=== BRIEF ===
Retype the lines below word for word, keeping every character the same. Leave the pictures out of your answer.

──────── GIVEN INFORMATION

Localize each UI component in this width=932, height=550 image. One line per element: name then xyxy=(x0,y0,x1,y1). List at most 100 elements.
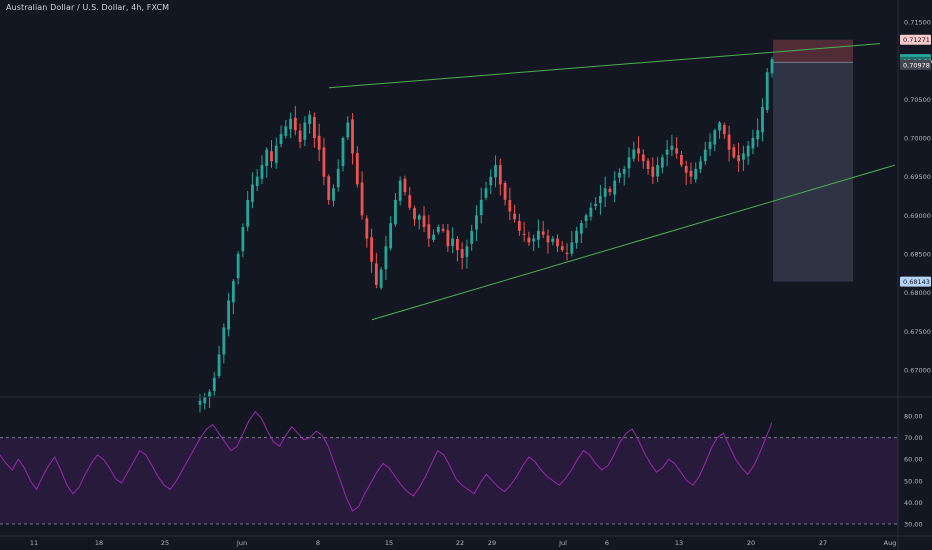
candle-body xyxy=(398,180,402,201)
candle-body xyxy=(403,178,407,193)
candle-body xyxy=(656,165,659,177)
candle-body xyxy=(751,138,755,149)
candle-body xyxy=(570,242,574,254)
candle-body xyxy=(722,125,726,135)
candle-body xyxy=(408,195,412,208)
candle-body xyxy=(565,252,569,254)
take-profit-zone xyxy=(773,62,853,282)
price-tick-label: 0.70500 xyxy=(904,96,931,104)
candle-body xyxy=(313,117,316,138)
candle-body xyxy=(532,238,536,242)
candle-body xyxy=(575,230,578,243)
stop-loss-zone xyxy=(773,39,853,63)
price-tag-target-label: 0.68143 xyxy=(903,278,930,286)
candle-body xyxy=(680,155,683,166)
candle-body xyxy=(641,154,645,162)
candle-body xyxy=(355,152,359,185)
rsi-line xyxy=(0,410,773,512)
candle-body xyxy=(427,224,431,239)
candle-body xyxy=(579,223,583,234)
time-tick-label: 8 xyxy=(316,539,320,547)
candle-body xyxy=(527,237,531,243)
candle-body xyxy=(484,188,488,198)
candle-body xyxy=(456,239,459,251)
candle-body xyxy=(217,354,221,376)
price-tag-stop xyxy=(900,34,931,45)
candle-body xyxy=(327,176,331,200)
price-tick-label: 0.68500 xyxy=(904,251,931,259)
candle-body xyxy=(637,148,640,154)
candle-body xyxy=(241,226,245,252)
candle-body xyxy=(293,117,297,131)
price-tick-label: 0.71500 xyxy=(904,19,931,27)
candle-body xyxy=(632,149,636,159)
candle-body xyxy=(236,254,240,279)
candle-body xyxy=(422,215,426,227)
price-tick-label: 0.68000 xyxy=(904,289,931,297)
rsi-tick-label: 60.00 xyxy=(904,456,923,464)
rsi-tick-label: 50.00 xyxy=(904,477,923,485)
rsi-band xyxy=(0,437,898,524)
candle-body xyxy=(360,182,364,216)
candle-body xyxy=(413,208,416,220)
candle-body xyxy=(227,300,230,330)
time-tick-label: 20 xyxy=(747,539,755,547)
candle-body xyxy=(670,145,674,150)
candle-body xyxy=(317,135,321,150)
candle-body xyxy=(713,130,717,145)
candle-body xyxy=(365,218,369,239)
candle-body xyxy=(594,203,598,207)
candle-body xyxy=(389,223,393,249)
candle-body xyxy=(279,134,283,145)
candle-body xyxy=(494,165,497,178)
candle-body xyxy=(756,130,760,140)
candle-body xyxy=(432,234,435,240)
candle-body xyxy=(703,149,707,162)
time-tick-label: 27 xyxy=(819,539,827,547)
candle-body xyxy=(198,400,202,405)
candle-body xyxy=(465,246,469,257)
candle-body xyxy=(589,207,593,217)
candle-body xyxy=(651,166,655,177)
candle-body xyxy=(742,153,745,160)
candle-body xyxy=(556,238,559,247)
time-tick-label: Aug xyxy=(884,539,897,547)
price-tick-label: 0.69000 xyxy=(904,212,931,220)
candle-body xyxy=(699,161,702,170)
time-tick-label: 22 xyxy=(456,539,464,547)
candle-body xyxy=(394,199,397,225)
price-tick-label: 0.70000 xyxy=(904,135,931,143)
candle-body xyxy=(708,141,712,150)
candle-body xyxy=(251,184,254,202)
candle-body xyxy=(618,172,621,178)
price-tag-target xyxy=(900,276,931,287)
candle-body xyxy=(517,221,521,231)
candle-body xyxy=(560,246,564,251)
candle-body xyxy=(260,165,264,179)
candle-body xyxy=(222,327,226,355)
trendline-upper xyxy=(328,43,881,89)
candle-body xyxy=(336,168,340,188)
candle-body xyxy=(551,238,555,242)
candle-body xyxy=(308,114,312,124)
candle-body xyxy=(208,391,211,398)
price-tag-level xyxy=(900,59,931,70)
time-tick-label: 15 xyxy=(385,539,393,547)
candle-body xyxy=(646,160,650,169)
candle-body xyxy=(489,176,493,186)
candle-body xyxy=(599,196,602,203)
candle-body xyxy=(746,145,750,157)
chart-title: Australian Dollar / U.S. Dollar, 4h, FXC… xyxy=(6,3,170,12)
candle-body xyxy=(351,119,354,154)
candle-body xyxy=(255,176,259,187)
rsi-tick-label: 40.00 xyxy=(904,499,923,507)
candle-body xyxy=(684,165,688,173)
time-tick-label: 6 xyxy=(605,539,609,547)
candle-body xyxy=(546,235,550,243)
candle-body xyxy=(341,138,345,167)
rsi-tick-label: 30.00 xyxy=(904,521,923,529)
candle-body xyxy=(384,246,388,270)
candle-body xyxy=(498,165,502,185)
candle-body xyxy=(298,130,302,142)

────────────────

=== THE RESPONSE ===
Localize each UI component in this width=932, height=550 image. One line per element: name then xyxy=(x0,y0,x1,y1). List at most 100 elements.
candle-body xyxy=(398,180,402,201)
candle-body xyxy=(403,178,407,193)
candle-body xyxy=(656,165,659,177)
candle-body xyxy=(751,138,755,149)
candle-body xyxy=(570,242,574,254)
candle-body xyxy=(722,125,726,135)
candle-body xyxy=(408,195,412,208)
candle-body xyxy=(565,252,569,254)
take-profit-zone xyxy=(773,62,853,282)
price-tick-label: 0.70500 xyxy=(904,96,931,104)
candle-body xyxy=(313,117,316,138)
candle-body xyxy=(532,238,536,242)
candle-body xyxy=(575,230,578,243)
stop-loss-zone xyxy=(773,39,853,63)
price-tag-target-label: 0.68143 xyxy=(903,278,930,286)
candle-body xyxy=(680,155,683,166)
candle-body xyxy=(641,154,645,162)
candle-body xyxy=(355,152,359,185)
rsi-line xyxy=(0,410,773,512)
candle-body xyxy=(427,224,431,239)
candle-body xyxy=(579,223,583,234)
time-tick-label: 8 xyxy=(316,539,320,547)
candle-body xyxy=(527,237,531,243)
candle-body xyxy=(484,188,488,198)
candle-body xyxy=(456,239,459,251)
candle-body xyxy=(217,354,221,376)
price-tag-stop xyxy=(900,34,931,45)
candle-body xyxy=(327,176,331,200)
price-tick-label: 0.68500 xyxy=(904,251,931,259)
candle-body xyxy=(637,148,640,154)
candle-body xyxy=(241,226,245,252)
candle-body xyxy=(293,117,297,131)
price-tick-label: 0.71500 xyxy=(904,19,931,27)
candle-body xyxy=(632,149,636,159)
candle-body xyxy=(236,254,240,279)
candle-body xyxy=(422,215,426,227)
price-tick-label: 0.68000 xyxy=(904,289,931,297)
rsi-tick-label: 60.00 xyxy=(904,456,923,464)
rsi-tick-label: 50.00 xyxy=(904,477,923,485)
rsi-band xyxy=(0,437,898,524)
candle-body xyxy=(360,182,364,216)
candle-body xyxy=(413,208,416,220)
candle-body xyxy=(227,300,230,330)
time-tick-label: 20 xyxy=(747,539,755,547)
candle-body xyxy=(670,145,674,150)
candle-body xyxy=(317,135,321,150)
candle-body xyxy=(713,130,717,145)
candle-body xyxy=(365,218,369,239)
candle-body xyxy=(594,203,598,207)
candle-body xyxy=(389,223,393,249)
candle-body xyxy=(279,134,283,145)
candle-body xyxy=(494,165,497,178)
candle-body xyxy=(756,130,760,140)
candle-body xyxy=(432,234,435,240)
candle-body xyxy=(703,149,707,162)
time-tick-label: 27 xyxy=(819,539,827,547)
candle-body xyxy=(198,400,202,405)
candle-body xyxy=(465,246,469,257)
candle-body xyxy=(589,207,593,217)
candle-body xyxy=(651,166,655,177)
candle-body xyxy=(742,153,745,160)
candle-body xyxy=(556,238,559,247)
time-tick-label: Aug xyxy=(884,539,897,547)
price-tick-label: 0.69000 xyxy=(904,212,931,220)
candle-body xyxy=(699,161,702,170)
time-tick-label: 22 xyxy=(456,539,464,547)
candle-body xyxy=(394,199,397,225)
price-tick-label: 0.70000 xyxy=(904,135,931,143)
candle-body xyxy=(708,141,712,150)
candle-body xyxy=(251,184,254,202)
candle-body xyxy=(618,172,621,178)
price-tag-target xyxy=(900,276,931,287)
candle-body xyxy=(517,221,521,231)
candle-body xyxy=(560,246,564,251)
candle-body xyxy=(260,165,264,179)
candle-body xyxy=(222,327,226,355)
trendline-upper xyxy=(328,43,881,89)
candle-body xyxy=(336,168,340,188)
candle-body xyxy=(551,238,555,242)
candle-body xyxy=(308,114,312,124)
candle-body xyxy=(208,391,211,398)
price-tag-level xyxy=(900,59,931,70)
time-tick-label: 15 xyxy=(385,539,393,547)
candle-body xyxy=(646,160,650,169)
candle-body xyxy=(489,176,493,186)
candle-body xyxy=(599,196,602,203)
candle-body xyxy=(746,145,750,157)
chart-title: Australian Dollar / U.S. Dollar, 4h, FXC… xyxy=(6,3,170,12)
candle-body xyxy=(351,119,354,154)
candle-body xyxy=(255,176,259,187)
rsi-tick-label: 40.00 xyxy=(904,499,923,507)
candle-body xyxy=(684,165,688,173)
time-tick-label: 6 xyxy=(605,539,609,547)
candle-body xyxy=(546,235,550,243)
candle-body xyxy=(341,138,345,167)
rsi-tick-label: 30.00 xyxy=(904,521,923,529)
candle-body xyxy=(384,246,388,270)
candle-body xyxy=(498,165,502,185)
candle-body xyxy=(298,130,302,142)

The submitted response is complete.